[Request]:
Extract each line containing the string "Diabetes".

[Data for this task]:

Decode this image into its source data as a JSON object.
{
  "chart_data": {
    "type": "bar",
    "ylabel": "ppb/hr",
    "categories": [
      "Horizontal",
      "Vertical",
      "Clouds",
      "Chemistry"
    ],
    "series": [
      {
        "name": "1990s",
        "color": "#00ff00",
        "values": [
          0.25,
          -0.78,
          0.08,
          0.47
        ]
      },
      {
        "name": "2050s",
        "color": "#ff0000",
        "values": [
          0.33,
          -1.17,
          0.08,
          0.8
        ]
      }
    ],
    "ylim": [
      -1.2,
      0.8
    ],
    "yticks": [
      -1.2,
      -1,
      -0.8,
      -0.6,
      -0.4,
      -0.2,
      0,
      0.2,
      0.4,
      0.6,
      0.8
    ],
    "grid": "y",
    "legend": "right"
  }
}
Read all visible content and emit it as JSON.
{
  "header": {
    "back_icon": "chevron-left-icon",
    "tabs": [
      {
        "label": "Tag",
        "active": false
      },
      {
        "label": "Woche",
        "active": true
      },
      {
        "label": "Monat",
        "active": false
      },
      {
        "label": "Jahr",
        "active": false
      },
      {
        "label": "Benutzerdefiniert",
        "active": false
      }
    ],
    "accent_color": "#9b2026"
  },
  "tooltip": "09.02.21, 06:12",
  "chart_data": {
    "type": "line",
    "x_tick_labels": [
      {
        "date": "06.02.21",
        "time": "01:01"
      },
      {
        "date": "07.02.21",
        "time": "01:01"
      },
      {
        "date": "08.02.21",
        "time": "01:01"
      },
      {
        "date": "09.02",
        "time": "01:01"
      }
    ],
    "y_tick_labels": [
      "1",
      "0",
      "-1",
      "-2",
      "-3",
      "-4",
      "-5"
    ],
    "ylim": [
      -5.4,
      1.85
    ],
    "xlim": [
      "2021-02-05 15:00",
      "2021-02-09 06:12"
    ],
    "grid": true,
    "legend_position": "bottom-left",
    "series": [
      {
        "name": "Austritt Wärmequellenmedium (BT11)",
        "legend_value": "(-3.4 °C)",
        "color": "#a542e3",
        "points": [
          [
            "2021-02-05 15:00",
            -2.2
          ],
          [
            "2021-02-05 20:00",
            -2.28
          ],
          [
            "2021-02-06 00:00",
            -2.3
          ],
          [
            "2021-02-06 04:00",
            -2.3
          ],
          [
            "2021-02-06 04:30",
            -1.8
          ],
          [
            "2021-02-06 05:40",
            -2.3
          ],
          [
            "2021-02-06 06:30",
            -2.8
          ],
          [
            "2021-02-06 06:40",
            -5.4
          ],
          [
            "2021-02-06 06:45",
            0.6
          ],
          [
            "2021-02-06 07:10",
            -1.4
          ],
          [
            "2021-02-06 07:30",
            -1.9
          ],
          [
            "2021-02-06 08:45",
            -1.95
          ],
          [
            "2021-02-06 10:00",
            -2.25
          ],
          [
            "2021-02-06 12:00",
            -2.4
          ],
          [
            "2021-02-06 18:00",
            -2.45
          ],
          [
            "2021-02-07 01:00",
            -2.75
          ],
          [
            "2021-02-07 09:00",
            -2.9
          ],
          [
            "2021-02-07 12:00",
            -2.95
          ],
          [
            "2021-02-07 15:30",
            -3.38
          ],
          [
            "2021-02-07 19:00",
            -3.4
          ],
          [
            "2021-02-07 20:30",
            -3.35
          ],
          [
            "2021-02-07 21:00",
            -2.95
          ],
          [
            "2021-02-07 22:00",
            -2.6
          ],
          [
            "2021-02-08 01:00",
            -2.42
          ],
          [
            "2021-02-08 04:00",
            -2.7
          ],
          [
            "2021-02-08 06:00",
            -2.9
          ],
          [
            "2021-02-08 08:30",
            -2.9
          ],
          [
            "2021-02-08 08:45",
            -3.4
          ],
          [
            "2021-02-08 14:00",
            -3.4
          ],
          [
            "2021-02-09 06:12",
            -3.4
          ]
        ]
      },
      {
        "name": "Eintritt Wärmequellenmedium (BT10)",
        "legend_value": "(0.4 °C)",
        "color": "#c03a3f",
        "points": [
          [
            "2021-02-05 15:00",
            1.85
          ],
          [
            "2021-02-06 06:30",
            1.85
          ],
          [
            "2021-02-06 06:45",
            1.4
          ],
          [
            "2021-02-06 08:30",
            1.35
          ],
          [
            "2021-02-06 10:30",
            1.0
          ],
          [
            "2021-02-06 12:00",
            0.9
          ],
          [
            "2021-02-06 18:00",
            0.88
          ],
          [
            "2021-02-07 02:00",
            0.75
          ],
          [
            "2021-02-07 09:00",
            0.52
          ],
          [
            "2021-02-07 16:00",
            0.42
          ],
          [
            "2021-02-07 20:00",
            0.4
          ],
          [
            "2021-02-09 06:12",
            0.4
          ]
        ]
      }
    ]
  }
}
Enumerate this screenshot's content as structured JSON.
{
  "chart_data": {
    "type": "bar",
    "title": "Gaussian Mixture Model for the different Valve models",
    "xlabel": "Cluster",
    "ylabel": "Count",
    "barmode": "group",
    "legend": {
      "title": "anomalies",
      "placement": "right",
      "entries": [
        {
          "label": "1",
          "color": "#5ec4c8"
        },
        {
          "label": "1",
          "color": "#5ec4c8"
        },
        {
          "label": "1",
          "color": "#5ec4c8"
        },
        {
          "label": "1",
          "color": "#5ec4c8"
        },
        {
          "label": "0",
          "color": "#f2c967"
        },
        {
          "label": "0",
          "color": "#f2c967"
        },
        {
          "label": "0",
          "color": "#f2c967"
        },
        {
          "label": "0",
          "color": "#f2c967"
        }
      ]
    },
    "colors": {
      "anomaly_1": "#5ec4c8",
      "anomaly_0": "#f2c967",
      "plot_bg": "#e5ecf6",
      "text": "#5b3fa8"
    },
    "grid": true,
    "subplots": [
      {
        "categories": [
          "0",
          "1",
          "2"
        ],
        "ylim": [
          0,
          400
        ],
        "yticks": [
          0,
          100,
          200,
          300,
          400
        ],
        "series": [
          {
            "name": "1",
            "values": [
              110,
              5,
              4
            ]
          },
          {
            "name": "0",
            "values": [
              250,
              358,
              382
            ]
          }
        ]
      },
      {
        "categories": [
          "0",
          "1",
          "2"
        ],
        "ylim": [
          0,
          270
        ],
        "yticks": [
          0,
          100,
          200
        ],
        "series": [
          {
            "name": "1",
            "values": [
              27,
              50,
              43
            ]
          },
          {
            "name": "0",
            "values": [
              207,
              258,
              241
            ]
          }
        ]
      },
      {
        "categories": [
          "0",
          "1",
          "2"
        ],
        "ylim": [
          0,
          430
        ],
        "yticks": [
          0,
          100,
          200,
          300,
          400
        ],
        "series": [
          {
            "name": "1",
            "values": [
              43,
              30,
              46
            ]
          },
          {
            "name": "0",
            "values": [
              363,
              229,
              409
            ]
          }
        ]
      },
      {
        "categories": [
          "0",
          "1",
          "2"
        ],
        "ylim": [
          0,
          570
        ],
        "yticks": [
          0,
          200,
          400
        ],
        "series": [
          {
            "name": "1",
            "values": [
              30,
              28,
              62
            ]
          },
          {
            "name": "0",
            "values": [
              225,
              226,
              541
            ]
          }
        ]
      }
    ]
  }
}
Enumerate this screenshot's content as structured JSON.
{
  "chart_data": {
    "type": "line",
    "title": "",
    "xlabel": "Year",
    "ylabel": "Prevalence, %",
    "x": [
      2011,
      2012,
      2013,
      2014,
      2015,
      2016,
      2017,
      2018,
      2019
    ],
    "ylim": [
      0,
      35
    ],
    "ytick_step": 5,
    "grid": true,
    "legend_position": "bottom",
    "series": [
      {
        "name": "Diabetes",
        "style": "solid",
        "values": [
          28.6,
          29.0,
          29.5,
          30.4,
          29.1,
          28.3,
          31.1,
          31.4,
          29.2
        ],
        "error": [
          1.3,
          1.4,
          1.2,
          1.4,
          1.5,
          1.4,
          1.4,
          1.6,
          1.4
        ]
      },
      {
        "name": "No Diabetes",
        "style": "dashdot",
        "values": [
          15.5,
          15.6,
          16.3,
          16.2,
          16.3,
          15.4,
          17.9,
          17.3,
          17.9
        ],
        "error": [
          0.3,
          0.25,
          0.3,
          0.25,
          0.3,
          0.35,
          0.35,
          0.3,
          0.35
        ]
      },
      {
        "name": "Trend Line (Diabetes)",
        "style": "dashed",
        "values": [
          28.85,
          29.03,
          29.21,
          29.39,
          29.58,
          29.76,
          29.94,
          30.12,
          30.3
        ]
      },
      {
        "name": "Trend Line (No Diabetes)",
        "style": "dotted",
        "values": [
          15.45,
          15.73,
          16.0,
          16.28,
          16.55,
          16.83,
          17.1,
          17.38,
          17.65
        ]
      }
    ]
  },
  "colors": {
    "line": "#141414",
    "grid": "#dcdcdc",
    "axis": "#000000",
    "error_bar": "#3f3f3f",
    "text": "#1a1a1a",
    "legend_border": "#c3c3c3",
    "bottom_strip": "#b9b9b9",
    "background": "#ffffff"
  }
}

[Problem solution]:
        "name": "Diabetes",
        "name": "No Diabetes",
        "name": "Trend Line (Diabetes)",
        "name": "Trend Line (No Diabetes)",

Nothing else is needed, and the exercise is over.